_Prompt_
Pick out all lines of the entries that include the word "username" and copy them.

_Exercise input_
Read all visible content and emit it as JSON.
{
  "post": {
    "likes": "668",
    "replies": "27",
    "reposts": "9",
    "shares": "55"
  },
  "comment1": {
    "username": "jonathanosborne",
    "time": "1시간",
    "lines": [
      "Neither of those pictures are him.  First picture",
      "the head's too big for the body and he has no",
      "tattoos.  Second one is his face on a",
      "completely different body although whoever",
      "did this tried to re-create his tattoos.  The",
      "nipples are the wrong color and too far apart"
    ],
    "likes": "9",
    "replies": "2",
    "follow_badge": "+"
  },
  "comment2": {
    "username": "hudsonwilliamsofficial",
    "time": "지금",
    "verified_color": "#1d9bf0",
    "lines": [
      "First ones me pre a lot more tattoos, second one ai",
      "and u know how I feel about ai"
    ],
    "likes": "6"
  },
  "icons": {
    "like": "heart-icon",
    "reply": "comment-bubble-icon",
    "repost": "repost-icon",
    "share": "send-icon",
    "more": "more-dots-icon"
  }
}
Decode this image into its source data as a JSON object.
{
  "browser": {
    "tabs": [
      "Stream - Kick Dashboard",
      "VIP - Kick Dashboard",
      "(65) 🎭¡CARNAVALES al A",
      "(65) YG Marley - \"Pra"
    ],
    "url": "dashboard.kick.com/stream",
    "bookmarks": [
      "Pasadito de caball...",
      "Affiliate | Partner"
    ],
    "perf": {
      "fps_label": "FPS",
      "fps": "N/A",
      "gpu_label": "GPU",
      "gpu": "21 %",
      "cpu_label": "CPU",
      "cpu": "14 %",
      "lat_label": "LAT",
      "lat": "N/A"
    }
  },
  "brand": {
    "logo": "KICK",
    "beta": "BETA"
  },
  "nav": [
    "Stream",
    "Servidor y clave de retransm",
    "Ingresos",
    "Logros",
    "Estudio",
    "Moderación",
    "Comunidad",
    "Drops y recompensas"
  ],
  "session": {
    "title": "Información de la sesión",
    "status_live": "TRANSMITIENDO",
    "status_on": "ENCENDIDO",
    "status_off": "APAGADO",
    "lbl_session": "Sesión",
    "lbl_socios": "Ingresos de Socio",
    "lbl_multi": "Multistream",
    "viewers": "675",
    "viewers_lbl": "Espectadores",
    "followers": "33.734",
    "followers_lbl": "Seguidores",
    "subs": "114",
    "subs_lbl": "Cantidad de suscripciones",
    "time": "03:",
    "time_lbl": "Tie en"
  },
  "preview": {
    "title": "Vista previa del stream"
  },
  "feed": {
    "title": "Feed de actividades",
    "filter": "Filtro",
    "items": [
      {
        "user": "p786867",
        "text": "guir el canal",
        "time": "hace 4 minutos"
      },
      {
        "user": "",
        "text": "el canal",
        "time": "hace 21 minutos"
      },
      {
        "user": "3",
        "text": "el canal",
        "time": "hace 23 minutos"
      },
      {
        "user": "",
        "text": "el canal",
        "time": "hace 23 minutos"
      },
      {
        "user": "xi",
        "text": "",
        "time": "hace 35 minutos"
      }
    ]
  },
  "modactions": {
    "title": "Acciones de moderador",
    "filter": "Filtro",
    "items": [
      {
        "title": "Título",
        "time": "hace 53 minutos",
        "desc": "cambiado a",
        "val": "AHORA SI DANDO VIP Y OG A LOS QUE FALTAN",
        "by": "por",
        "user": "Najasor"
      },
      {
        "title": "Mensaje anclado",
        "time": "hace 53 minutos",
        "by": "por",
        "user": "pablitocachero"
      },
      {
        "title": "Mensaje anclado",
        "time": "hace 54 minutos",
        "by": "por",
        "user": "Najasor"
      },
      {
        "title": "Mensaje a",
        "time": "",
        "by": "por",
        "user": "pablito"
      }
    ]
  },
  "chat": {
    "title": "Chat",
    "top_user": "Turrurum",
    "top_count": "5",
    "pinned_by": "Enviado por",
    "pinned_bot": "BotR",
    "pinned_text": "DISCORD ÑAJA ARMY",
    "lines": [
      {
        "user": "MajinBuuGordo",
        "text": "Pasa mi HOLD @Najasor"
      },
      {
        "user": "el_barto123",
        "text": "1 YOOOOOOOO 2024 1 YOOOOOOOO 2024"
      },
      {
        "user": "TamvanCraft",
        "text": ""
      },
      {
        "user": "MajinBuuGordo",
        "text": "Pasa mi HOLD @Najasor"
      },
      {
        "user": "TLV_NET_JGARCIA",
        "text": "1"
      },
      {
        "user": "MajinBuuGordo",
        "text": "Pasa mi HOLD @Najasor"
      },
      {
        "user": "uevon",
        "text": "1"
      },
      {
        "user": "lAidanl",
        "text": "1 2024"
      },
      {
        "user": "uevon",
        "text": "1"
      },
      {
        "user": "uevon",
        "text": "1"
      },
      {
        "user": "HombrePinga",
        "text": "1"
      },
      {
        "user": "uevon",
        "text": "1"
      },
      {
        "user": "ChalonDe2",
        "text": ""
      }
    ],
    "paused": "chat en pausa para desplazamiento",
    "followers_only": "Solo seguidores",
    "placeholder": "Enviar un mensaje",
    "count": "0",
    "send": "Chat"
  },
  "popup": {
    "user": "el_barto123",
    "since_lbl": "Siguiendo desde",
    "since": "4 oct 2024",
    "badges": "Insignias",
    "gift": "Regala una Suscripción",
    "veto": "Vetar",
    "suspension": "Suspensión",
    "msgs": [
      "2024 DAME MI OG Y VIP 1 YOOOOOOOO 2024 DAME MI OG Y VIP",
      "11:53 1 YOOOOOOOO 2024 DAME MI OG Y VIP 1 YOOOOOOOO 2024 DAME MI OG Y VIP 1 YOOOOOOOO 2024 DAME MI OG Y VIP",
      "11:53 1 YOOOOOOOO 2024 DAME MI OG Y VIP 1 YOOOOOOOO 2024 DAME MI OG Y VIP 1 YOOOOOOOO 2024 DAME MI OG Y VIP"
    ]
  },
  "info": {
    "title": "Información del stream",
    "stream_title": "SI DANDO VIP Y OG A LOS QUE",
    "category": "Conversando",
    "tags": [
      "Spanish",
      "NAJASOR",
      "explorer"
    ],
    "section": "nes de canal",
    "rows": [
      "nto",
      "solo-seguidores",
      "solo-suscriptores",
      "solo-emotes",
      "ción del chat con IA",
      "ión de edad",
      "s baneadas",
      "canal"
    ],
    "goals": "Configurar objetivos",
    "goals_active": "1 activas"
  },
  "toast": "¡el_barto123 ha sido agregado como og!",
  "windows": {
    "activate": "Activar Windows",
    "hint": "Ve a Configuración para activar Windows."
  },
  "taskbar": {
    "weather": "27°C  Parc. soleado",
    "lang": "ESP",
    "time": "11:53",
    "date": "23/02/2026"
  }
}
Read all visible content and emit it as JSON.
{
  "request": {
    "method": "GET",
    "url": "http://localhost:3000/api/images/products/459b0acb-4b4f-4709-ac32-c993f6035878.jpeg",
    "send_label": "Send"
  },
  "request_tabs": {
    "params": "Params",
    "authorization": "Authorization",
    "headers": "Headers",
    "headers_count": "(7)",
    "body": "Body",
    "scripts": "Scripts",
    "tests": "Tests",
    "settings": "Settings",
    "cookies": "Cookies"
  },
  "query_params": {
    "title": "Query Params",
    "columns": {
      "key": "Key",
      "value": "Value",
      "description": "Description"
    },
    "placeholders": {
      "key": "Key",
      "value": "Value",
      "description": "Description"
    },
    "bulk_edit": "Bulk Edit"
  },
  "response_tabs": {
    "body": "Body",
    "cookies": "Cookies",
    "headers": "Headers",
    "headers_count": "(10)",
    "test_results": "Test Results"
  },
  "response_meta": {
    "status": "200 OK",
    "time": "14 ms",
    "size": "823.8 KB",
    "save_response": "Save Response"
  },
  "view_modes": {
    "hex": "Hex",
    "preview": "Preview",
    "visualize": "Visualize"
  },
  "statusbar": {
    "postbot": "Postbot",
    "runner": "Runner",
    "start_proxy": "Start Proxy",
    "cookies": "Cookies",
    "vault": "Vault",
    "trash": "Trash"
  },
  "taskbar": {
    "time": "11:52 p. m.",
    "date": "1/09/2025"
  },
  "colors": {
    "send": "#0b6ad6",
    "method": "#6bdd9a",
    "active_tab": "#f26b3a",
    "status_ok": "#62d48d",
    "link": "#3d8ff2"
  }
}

_Right answer_
    "username": "jonathanosborne",
    "username": "hudsonwilliamsofficial",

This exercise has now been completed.